DESCRIPTION OF THE TASK
Whenever a line contains the string "ſalus", copy it out of the entries.

Data entries
********

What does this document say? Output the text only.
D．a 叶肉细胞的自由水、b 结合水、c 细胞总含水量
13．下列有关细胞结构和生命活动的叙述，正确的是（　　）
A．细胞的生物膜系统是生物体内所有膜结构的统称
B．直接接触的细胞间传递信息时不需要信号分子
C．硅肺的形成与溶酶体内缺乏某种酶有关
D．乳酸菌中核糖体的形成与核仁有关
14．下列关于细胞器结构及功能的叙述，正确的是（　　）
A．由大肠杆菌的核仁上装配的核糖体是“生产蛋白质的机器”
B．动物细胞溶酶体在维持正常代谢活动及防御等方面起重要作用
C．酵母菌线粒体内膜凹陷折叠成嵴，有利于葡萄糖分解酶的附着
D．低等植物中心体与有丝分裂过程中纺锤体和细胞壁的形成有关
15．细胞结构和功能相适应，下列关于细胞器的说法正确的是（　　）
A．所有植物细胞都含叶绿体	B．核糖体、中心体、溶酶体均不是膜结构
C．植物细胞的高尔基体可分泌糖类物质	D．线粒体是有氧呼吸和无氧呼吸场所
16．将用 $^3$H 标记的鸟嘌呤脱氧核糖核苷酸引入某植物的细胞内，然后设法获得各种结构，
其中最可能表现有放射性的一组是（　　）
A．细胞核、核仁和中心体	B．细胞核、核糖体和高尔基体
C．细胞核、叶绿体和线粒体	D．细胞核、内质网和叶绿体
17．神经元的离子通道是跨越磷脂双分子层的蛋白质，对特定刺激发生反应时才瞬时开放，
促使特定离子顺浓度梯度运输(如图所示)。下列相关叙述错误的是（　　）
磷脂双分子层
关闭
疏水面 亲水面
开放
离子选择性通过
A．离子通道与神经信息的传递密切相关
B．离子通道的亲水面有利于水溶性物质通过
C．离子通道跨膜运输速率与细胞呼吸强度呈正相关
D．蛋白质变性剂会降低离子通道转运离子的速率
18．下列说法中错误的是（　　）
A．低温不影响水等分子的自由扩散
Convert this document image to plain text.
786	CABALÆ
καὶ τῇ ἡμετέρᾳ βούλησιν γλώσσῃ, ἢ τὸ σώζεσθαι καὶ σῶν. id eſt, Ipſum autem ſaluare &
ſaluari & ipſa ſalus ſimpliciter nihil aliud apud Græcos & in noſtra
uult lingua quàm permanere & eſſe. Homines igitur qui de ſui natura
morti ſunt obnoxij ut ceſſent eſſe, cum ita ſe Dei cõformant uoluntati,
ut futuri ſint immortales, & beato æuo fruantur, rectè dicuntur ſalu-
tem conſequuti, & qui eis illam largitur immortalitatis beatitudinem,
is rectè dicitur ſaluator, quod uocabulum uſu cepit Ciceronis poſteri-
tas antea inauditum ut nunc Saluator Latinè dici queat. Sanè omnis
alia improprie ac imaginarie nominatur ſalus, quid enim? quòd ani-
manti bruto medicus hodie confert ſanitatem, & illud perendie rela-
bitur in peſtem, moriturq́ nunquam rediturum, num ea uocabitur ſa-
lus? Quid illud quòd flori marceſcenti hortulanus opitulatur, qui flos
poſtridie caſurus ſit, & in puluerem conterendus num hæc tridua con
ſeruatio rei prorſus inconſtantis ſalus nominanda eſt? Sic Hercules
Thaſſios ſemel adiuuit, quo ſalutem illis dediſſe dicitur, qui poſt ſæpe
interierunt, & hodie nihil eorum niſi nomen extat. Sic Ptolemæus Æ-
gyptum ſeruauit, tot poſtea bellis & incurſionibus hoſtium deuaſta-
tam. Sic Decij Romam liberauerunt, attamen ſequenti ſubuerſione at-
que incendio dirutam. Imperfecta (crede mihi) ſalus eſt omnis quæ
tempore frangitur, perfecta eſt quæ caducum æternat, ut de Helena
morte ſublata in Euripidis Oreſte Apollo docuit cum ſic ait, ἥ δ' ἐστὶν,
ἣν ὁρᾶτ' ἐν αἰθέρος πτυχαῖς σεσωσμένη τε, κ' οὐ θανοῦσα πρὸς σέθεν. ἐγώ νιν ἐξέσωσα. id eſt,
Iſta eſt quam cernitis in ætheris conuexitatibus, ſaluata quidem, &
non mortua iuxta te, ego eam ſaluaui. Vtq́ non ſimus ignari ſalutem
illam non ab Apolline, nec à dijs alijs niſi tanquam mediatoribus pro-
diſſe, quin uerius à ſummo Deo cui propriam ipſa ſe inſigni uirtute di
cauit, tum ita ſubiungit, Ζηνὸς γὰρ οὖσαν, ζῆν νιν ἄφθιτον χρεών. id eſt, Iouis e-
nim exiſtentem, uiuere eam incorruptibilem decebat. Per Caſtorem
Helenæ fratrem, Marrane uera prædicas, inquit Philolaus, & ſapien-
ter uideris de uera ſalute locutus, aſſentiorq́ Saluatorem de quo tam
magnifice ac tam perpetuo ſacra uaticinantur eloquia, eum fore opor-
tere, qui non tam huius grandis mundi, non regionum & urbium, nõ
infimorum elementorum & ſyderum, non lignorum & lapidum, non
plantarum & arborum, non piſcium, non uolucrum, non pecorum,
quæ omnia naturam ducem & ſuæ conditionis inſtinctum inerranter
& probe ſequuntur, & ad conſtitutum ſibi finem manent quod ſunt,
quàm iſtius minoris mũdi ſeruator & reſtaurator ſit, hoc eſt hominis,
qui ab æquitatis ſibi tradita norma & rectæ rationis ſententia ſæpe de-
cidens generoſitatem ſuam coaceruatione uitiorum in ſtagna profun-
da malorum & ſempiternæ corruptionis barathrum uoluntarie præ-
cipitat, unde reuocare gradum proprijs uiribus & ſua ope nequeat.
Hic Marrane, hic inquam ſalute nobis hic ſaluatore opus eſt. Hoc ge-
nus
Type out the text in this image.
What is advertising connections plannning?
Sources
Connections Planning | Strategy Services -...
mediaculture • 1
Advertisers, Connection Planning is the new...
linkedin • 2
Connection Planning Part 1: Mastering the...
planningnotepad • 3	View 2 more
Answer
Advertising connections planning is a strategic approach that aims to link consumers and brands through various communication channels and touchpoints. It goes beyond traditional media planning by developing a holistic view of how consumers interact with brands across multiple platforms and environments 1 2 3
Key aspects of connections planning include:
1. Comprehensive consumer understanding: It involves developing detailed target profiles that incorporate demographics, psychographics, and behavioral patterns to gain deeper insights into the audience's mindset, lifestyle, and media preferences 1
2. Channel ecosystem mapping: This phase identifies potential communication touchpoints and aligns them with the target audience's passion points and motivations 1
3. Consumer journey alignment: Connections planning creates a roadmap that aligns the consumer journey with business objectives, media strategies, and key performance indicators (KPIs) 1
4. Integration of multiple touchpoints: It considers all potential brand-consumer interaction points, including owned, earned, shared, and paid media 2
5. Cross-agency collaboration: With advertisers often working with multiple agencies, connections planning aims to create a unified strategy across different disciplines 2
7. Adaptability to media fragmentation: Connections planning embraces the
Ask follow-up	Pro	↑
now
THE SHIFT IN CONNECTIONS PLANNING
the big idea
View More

********

RESPONSE TO THE EXERCISE
ſaluari & ipſa ſalus ſimpliciter nihil aliud apud Græcos & in noſtra
alia improprie ac imaginarie nominatur ſalus, quid enim? quòd ani-
ſeruatio rei prorſus inconſtantis ſalus nominanda eſt? Sic Hercules
que incendio dirutam. Imperfecta (crede mihi) ſalus eſt omnis quæ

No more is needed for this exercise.